*WORK INSTRUCTIONS*
List all lines of the data containing the word "date".

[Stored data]
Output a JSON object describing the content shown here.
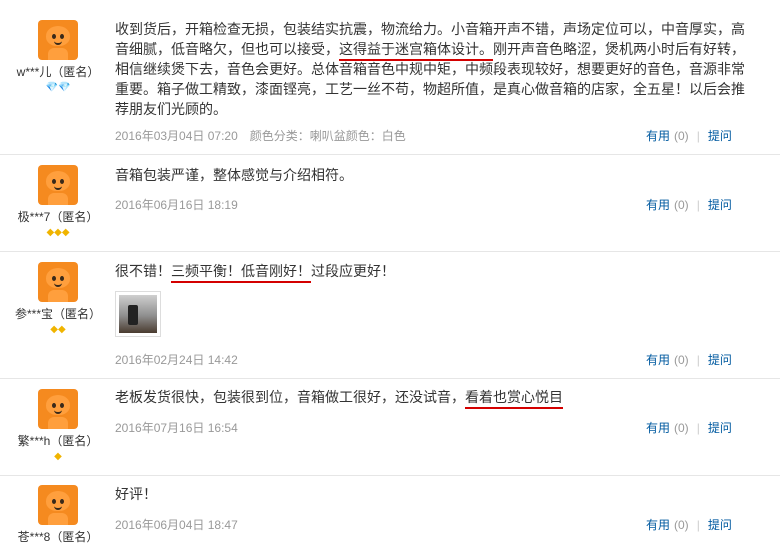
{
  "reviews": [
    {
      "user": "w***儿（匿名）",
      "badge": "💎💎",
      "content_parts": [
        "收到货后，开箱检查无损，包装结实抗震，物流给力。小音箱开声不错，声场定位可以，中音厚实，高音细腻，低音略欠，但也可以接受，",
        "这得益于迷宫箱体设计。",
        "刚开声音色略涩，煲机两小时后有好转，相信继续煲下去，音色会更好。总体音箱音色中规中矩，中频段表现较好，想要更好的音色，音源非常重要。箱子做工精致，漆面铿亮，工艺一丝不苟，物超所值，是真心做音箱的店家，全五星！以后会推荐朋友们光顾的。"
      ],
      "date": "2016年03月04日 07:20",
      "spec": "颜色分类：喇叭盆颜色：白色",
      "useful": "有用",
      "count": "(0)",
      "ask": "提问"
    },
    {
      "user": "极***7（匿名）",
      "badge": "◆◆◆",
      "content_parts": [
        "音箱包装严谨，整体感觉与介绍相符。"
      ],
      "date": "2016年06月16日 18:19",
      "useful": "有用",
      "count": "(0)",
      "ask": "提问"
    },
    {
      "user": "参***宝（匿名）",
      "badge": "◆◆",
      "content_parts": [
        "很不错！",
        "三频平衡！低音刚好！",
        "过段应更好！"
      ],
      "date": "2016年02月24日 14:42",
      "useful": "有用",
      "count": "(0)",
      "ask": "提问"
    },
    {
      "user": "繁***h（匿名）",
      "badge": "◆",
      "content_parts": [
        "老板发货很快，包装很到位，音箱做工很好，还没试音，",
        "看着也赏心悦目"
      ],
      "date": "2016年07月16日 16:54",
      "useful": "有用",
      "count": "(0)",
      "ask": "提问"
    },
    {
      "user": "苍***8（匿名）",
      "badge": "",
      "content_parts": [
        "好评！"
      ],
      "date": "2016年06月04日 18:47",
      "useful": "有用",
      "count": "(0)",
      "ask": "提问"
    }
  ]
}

*EXERCISE SOLUTION*
      "date": "2016年03月04日 07:20",
      "date": "2016年06月16日 18:19",
      "date": "2016年02月24日 14:42",
      "date": "2016年07月16日 16:54",
      "date": "2016年06月04日 18:47",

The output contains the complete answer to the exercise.